__The task__: In the listing below, identify each line with the word "JSON" and return those lines.

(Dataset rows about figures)

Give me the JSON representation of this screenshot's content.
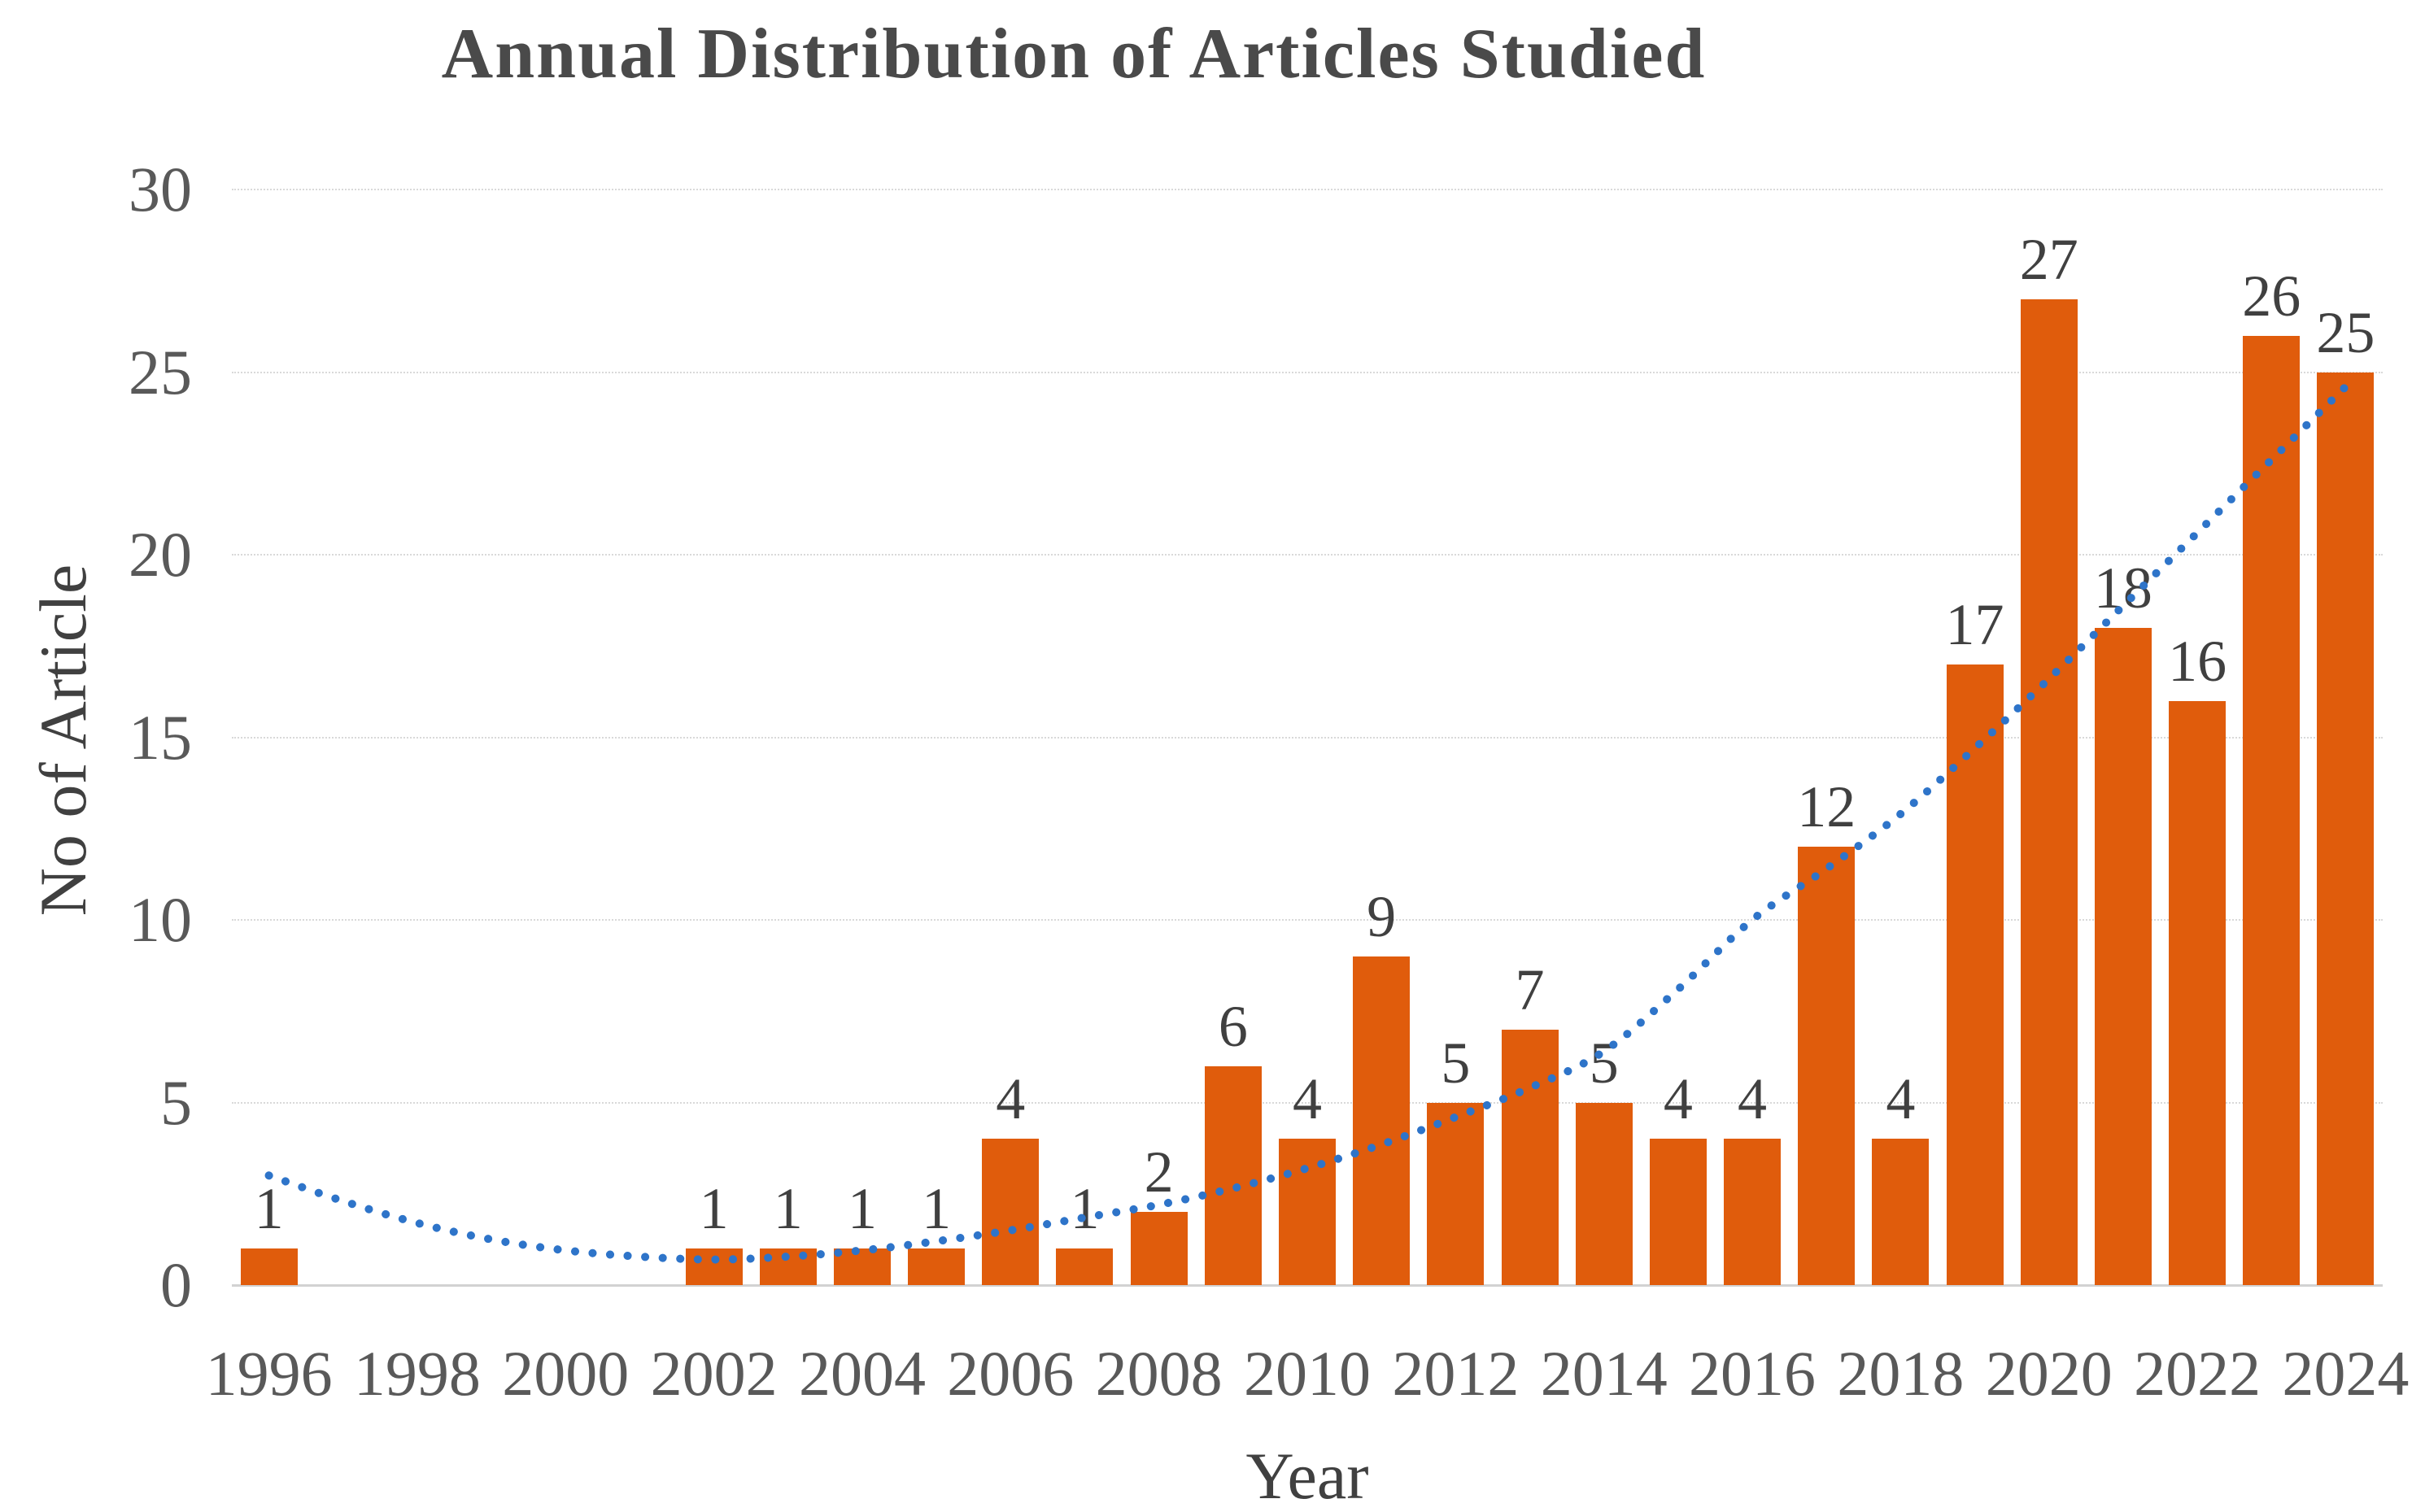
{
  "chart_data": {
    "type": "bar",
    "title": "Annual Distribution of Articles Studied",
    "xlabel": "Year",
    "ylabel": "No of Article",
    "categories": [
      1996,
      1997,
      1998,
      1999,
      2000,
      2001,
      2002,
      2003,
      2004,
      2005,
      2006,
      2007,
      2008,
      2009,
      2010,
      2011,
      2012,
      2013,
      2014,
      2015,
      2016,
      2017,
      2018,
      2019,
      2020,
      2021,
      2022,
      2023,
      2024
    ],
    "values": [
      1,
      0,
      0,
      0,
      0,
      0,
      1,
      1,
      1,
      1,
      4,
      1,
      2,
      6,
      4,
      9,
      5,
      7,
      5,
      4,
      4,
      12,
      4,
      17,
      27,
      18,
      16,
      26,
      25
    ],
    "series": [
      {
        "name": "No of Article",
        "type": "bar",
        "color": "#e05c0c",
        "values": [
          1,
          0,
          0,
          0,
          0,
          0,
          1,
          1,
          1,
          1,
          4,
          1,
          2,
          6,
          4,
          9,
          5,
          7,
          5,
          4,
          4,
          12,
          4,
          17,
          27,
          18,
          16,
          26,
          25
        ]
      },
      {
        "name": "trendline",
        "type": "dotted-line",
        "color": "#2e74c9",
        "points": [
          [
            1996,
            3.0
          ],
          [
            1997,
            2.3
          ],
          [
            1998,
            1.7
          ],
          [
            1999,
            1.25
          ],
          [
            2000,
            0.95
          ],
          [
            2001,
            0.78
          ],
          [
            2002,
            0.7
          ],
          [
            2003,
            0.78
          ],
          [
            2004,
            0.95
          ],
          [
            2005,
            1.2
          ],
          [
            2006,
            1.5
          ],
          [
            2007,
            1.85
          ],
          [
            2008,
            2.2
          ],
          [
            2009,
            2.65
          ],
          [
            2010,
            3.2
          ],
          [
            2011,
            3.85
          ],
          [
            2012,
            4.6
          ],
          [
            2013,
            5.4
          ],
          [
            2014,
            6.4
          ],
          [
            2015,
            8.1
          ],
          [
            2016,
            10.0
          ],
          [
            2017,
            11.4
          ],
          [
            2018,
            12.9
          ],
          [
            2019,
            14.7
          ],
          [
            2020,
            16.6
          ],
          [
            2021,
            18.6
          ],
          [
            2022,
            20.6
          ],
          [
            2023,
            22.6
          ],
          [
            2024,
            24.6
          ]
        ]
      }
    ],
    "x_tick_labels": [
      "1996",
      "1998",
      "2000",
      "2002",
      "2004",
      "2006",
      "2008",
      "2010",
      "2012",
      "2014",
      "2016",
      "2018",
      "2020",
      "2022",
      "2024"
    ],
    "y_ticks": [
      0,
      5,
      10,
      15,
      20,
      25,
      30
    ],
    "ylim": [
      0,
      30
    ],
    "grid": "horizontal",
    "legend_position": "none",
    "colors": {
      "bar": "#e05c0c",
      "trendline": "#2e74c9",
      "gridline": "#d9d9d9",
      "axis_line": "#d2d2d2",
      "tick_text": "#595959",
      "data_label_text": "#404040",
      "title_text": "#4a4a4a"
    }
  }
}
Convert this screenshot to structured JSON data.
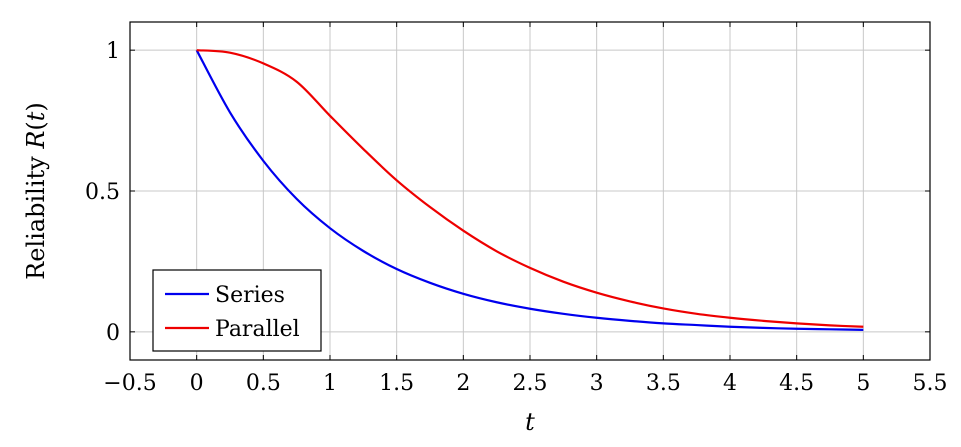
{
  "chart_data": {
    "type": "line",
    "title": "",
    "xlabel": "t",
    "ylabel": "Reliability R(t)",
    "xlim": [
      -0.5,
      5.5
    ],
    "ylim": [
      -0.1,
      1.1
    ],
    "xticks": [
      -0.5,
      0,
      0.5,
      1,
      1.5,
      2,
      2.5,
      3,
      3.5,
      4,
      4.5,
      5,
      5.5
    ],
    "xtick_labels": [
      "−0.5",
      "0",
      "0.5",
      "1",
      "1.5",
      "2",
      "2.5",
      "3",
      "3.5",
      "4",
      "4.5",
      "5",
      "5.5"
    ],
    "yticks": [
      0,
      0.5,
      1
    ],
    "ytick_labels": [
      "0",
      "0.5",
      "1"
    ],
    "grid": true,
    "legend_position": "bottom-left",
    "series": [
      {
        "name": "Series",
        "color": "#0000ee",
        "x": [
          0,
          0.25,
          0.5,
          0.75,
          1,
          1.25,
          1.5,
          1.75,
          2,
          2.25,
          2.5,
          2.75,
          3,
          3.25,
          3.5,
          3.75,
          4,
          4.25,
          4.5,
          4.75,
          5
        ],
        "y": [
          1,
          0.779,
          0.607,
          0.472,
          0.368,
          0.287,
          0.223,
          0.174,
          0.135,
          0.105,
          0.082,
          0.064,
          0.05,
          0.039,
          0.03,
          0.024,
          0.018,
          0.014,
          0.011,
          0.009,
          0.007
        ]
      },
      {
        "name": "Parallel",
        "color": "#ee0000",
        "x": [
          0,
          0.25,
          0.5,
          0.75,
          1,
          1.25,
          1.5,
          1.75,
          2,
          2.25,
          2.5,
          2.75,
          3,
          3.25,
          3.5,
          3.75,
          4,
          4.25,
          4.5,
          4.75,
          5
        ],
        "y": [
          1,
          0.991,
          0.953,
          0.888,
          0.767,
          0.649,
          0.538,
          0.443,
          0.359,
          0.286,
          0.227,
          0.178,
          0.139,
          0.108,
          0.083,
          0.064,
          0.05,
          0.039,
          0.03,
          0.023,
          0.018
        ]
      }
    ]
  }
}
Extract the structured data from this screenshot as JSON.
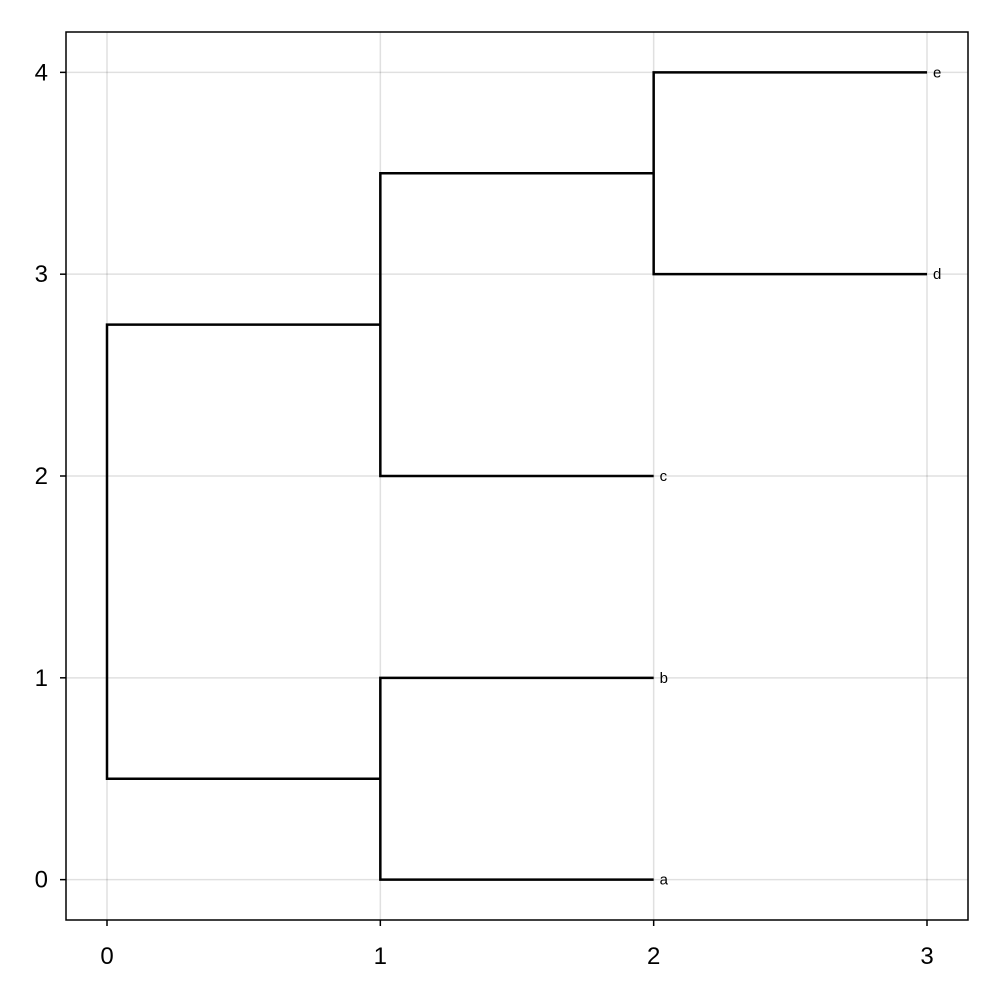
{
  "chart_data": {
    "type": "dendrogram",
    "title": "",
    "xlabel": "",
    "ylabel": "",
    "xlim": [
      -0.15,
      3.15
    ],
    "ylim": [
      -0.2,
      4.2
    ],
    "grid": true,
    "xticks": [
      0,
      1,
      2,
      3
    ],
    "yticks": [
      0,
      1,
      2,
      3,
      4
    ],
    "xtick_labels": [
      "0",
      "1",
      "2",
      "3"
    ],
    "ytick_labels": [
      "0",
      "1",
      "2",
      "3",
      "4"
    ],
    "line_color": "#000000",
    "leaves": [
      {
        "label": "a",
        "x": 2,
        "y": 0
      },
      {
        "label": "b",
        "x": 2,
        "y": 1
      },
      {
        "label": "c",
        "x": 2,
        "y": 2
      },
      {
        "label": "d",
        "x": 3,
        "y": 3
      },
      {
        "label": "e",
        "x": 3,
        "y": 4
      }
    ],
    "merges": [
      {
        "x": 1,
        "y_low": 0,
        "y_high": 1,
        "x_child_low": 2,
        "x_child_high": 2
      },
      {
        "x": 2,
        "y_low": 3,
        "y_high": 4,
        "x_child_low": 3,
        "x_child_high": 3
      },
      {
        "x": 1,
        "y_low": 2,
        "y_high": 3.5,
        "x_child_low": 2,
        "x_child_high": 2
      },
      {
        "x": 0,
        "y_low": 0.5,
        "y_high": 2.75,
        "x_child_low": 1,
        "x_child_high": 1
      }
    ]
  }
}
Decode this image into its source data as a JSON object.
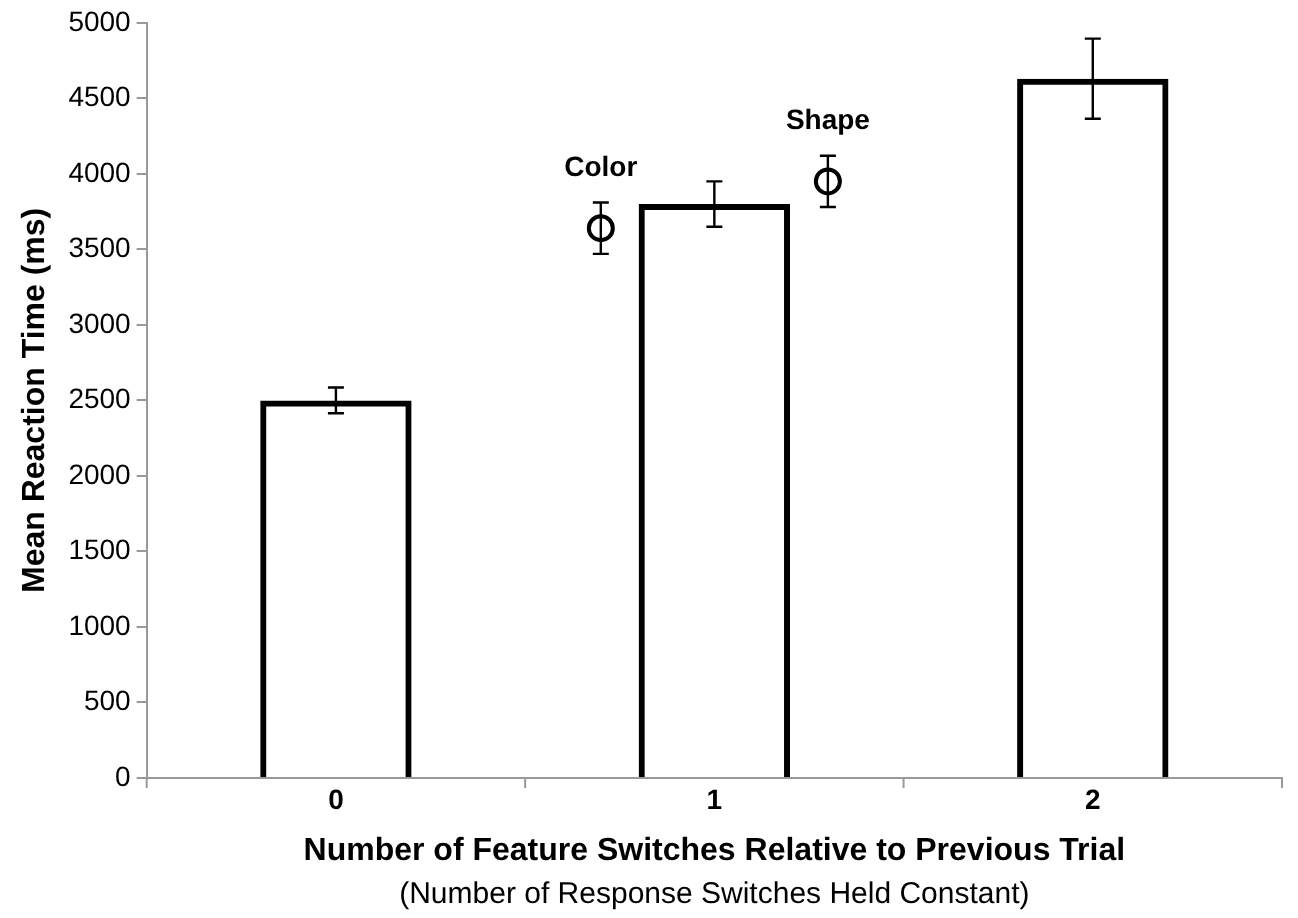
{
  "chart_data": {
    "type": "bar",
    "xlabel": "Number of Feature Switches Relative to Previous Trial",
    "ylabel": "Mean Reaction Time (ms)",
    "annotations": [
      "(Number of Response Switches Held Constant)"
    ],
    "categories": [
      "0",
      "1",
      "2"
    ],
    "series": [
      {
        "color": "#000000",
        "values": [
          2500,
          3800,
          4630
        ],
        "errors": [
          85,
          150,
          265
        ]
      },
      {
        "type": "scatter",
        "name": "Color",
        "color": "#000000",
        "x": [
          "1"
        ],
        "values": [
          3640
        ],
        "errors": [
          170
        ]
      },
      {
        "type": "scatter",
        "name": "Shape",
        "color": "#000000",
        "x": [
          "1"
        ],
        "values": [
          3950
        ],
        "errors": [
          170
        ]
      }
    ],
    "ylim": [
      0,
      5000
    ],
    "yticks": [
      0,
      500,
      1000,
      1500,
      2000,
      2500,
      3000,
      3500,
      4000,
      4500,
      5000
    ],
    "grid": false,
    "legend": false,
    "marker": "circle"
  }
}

__Output for this exercise__:
Give me the JSON representation of this screenshot's content.
Convert this screenshot to structured JSON data.
Extract the structured data from this screenshot as JSON.
Decode this image into its source data as a JSON object.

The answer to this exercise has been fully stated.